* **What is asked**
Print the whole listing exactly.

* **Stored records**
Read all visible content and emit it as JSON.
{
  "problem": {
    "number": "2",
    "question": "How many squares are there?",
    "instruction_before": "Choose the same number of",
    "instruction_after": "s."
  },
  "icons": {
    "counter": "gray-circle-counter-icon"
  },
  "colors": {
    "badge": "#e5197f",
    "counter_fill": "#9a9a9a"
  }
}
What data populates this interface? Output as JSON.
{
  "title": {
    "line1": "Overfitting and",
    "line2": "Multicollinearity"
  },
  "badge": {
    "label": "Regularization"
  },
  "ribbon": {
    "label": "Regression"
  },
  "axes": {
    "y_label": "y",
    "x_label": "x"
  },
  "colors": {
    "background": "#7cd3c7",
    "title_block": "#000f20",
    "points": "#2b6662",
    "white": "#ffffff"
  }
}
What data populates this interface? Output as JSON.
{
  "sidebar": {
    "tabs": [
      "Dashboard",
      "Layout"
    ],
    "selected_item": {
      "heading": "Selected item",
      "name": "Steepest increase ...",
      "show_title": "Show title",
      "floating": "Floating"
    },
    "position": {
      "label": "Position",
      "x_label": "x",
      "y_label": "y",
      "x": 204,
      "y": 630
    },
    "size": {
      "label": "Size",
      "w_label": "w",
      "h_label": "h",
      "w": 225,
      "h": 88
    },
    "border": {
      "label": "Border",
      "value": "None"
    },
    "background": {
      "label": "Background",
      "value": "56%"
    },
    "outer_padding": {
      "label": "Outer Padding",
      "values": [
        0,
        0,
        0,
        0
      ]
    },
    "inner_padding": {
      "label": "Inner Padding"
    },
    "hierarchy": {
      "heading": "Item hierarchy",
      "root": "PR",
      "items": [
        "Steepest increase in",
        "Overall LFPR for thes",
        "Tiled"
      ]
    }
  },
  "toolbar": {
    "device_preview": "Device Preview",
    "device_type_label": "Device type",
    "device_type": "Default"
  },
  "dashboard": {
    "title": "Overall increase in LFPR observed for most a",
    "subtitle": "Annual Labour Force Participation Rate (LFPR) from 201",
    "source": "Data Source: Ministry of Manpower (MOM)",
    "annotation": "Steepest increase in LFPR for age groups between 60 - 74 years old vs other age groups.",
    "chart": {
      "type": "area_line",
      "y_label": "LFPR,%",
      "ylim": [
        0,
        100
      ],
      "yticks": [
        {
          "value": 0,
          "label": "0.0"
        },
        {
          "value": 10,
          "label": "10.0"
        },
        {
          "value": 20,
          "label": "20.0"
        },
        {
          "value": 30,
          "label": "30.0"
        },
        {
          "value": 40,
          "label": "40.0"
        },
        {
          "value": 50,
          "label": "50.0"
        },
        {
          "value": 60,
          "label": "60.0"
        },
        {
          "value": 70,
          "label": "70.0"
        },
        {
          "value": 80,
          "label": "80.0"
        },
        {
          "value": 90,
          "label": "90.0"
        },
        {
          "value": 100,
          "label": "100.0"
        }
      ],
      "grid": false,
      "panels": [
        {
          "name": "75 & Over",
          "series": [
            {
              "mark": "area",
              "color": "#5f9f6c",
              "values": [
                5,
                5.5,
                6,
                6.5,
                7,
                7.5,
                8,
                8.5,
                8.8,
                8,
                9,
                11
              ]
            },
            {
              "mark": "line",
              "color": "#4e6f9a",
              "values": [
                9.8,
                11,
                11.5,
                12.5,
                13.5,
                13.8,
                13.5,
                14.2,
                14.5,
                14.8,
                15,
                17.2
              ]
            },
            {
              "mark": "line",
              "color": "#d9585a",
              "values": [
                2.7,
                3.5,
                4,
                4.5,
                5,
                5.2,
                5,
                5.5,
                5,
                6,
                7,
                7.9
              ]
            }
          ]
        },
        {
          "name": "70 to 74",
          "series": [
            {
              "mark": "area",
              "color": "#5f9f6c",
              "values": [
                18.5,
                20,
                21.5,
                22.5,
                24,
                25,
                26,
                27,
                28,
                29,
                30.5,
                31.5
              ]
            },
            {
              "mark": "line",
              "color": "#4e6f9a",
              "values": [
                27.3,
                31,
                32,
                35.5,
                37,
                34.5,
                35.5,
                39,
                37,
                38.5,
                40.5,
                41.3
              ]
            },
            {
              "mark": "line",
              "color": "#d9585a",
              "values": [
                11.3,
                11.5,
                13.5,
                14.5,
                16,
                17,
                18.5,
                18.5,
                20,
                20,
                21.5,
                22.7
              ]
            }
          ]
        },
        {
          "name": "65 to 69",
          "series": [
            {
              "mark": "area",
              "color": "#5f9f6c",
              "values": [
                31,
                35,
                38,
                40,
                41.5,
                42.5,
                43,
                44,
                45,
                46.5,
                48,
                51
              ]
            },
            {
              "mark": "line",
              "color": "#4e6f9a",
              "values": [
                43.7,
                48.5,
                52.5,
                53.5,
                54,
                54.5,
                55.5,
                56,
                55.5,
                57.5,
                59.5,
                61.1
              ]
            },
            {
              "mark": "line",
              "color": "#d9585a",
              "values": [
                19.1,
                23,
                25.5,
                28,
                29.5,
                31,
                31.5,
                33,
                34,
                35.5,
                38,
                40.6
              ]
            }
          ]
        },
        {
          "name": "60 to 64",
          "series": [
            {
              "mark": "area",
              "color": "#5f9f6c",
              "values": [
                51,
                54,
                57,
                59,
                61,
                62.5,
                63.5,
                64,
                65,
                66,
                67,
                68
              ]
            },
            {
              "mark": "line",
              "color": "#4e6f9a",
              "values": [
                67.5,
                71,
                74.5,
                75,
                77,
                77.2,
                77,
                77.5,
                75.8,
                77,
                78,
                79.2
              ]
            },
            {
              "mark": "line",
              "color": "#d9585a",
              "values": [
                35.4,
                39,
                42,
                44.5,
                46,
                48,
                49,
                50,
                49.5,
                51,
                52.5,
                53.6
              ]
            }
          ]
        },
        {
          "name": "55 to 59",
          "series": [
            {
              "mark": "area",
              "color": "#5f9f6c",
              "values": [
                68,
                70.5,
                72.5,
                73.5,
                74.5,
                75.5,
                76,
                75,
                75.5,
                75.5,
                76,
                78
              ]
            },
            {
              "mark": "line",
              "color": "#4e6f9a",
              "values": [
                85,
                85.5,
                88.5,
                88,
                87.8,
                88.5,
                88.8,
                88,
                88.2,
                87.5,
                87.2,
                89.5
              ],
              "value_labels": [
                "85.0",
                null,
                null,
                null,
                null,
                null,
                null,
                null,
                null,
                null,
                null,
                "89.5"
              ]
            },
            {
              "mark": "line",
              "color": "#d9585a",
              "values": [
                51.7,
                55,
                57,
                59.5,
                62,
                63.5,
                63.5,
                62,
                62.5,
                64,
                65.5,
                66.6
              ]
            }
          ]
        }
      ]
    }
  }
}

* **Solution for this problem**
Read all visible content and emit it as JSON.
{
  "problem": {
    "number": "2",
    "question": "How many squares are there?",
    "instruction_before": "Choose the same number of",
    "instruction_after": "s."
  },
  "icons": {
    "counter": "gray-circle-counter-icon"
  },
  "colors": {
    "badge": "#e5197f",
    "counter_fill": "#9a9a9a"
  }
}
What data populates this interface? Output as JSON.
{
  "title": {
    "line1": "Overfitting and",
    "line2": "Multicollinearity"
  },
  "badge": {
    "label": "Regularization"
  },
  "ribbon": {
    "label": "Regression"
  },
  "axes": {
    "y_label": "y",
    "x_label": "x"
  },
  "colors": {
    "background": "#7cd3c7",
    "title_block": "#000f20",
    "points": "#2b6662",
    "white": "#ffffff"
  }
}
What data populates this interface? Output as JSON.
{
  "sidebar": {
    "tabs": [
      "Dashboard",
      "Layout"
    ],
    "selected_item": {
      "heading": "Selected item",
      "name": "Steepest increase ...",
      "show_title": "Show title",
      "floating": "Floating"
    },
    "position": {
      "label": "Position",
      "x_label": "x",
      "y_label": "y",
      "x": 204,
      "y": 630
    },
    "size": {
      "label": "Size",
      "w_label": "w",
      "h_label": "h",
      "w": 225,
      "h": 88
    },
    "border": {
      "label": "Border",
      "value": "None"
    },
    "background": {
      "label": "Background",
      "value": "56%"
    },
    "outer_padding": {
      "label": "Outer Padding",
      "values": [
        0,
        0,
        0,
        0
      ]
    },
    "inner_padding": {
      "label": "Inner Padding"
    },
    "hierarchy": {
      "heading": "Item hierarchy",
      "root": "PR",
      "items": [
        "Steepest increase in",
        "Overall LFPR for thes",
        "Tiled"
      ]
    }
  },
  "toolbar": {
    "device_preview": "Device Preview",
    "device_type_label": "Device type",
    "device_type": "Default"
  },
  "dashboard": {
    "title": "Overall increase in LFPR observed for most a",
    "subtitle": "Annual Labour Force Participation Rate (LFPR) from 201",
    "source": "Data Source: Ministry of Manpower (MOM)",
    "annotation": "Steepest increase in LFPR for age groups between 60 - 74 years old vs other age groups.",
    "chart": {
      "type": "area_line",
      "y_label": "LFPR,%",
      "ylim": [
        0,
        100
      ],
      "yticks": [
        {
          "value": 0,
          "label": "0.0"
        },
        {
          "value": 10,
          "label": "10.0"
        },
        {
          "value": 20,
          "label": "20.0"
        },
        {
          "value": 30,
          "label": "30.0"
        },
        {
          "value": 40,
          "label": "40.0"
        },
        {
          "value": 50,
          "label": "50.0"
        },
        {
          "value": 60,
          "label": "60.0"
        },
        {
          "value": 70,
          "label": "70.0"
        },
        {
          "value": 80,
          "label": "80.0"
        },
        {
          "value": 90,
          "label": "90.0"
        },
        {
          "value": 100,
          "label": "100.0"
        }
      ],
      "grid": false,
      "panels": [
        {
          "name": "75 & Over",
          "series": [
            {
              "mark": "area",
              "color": "#5f9f6c",
              "values": [
                5,
                5.5,
                6,
                6.5,
                7,
                7.5,
                8,
                8.5,
                8.8,
                8,
                9,
                11
              ]
            },
            {
              "mark": "line",
              "color": "#4e6f9a",
              "values": [
                9.8,
                11,
                11.5,
                12.5,
                13.5,
                13.8,
                13.5,
                14.2,
                14.5,
                14.8,
                15,
                17.2
              ]
            },
            {
              "mark": "line",
              "color": "#d9585a",
              "values": [
                2.7,
                3.5,
                4,
                4.5,
                5,
                5.2,
                5,
                5.5,
                5,
                6,
                7,
                7.9
              ]
            }
          ]
        },
        {
          "name": "70 to 74",
          "series": [
            {
              "mark": "area",
              "color": "#5f9f6c",
              "values": [
                18.5,
                20,
                21.5,
                22.5,
                24,
                25,
                26,
                27,
                28,
                29,
                30.5,
                31.5
              ]
            },
            {
              "mark": "line",
              "color": "#4e6f9a",
              "values": [
                27.3,
                31,
                32,
                35.5,
                37,
                34.5,
                35.5,
                39,
                37,
                38.5,
                40.5,
                41.3
              ]
            },
            {
              "mark": "line",
              "color": "#d9585a",
              "values": [
                11.3,
                11.5,
                13.5,
                14.5,
                16,
                17,
                18.5,
                18.5,
                20,
                20,
                21.5,
                22.7
              ]
            }
          ]
        },
        {
          "name": "65 to 69",
          "series": [
            {
              "mark": "area",
              "color": "#5f9f6c",
              "values": [
                31,
                35,
                38,
                40,
                41.5,
                42.5,
                43,
                44,
                45,
                46.5,
                48,
                51
              ]
            },
            {
              "mark": "line",
              "color": "#4e6f9a",
              "values": [
                43.7,
                48.5,
                52.5,
                53.5,
                54,
                54.5,
                55.5,
                56,
                55.5,
                57.5,
                59.5,
                61.1
              ]
            },
            {
              "mark": "line",
              "color": "#d9585a",
              "values": [
                19.1,
                23,
                25.5,
                28,
                29.5,
                31,
                31.5,
                33,
                34,
                35.5,
                38,
                40.6
              ]
            }
          ]
        },
        {
          "name": "60 to 64",
          "series": [
            {
              "mark": "area",
              "color": "#5f9f6c",
              "values": [
                51,
                54,
                57,
                59,
                61,
                62.5,
                63.5,
                64,
                65,
                66,
                67,
                68
              ]
            },
            {
              "mark": "line",
              "color": "#4e6f9a",
              "values": [
                67.5,
                71,
                74.5,
                75,
                77,
                77.2,
                77,
                77.5,
                75.8,
                77,
                78,
                79.2
              ]
            },
            {
              "mark": "line",
              "color": "#d9585a",
              "values": [
                35.4,
                39,
                42,
                44.5,
                46,
                48,
                49,
                50,
                49.5,
                51,
                52.5,
                53.6
              ]
            }
          ]
        },
        {
          "name": "55 to 59",
          "series": [
            {
              "mark": "area",
              "color": "#5f9f6c",
              "values": [
                68,
                70.5,
                72.5,
                73.5,
                74.5,
                75.5,
                76,
                75,
                75.5,
                75.5,
                76,
                78
              ]
            },
            {
              "mark": "line",
              "color": "#4e6f9a",
              "values": [
                85,
                85.5,
                88.5,
                88,
                87.8,
                88.5,
                88.8,
                88,
                88.2,
                87.5,
                87.2,
                89.5
              ],
              "value_labels": [
                "85.0",
                null,
                null,
                null,
                null,
                null,
                null,
                null,
                null,
                null,
                null,
                "89.5"
              ]
            },
            {
              "mark": "line",
              "color": "#d9585a",
              "values": [
                51.7,
                55,
                57,
                59.5,
                62,
                63.5,
                63.5,
                62,
                62.5,
                64,
                65.5,
                66.6
              ]
            }
          ]
        }
      ]
    }
  }
}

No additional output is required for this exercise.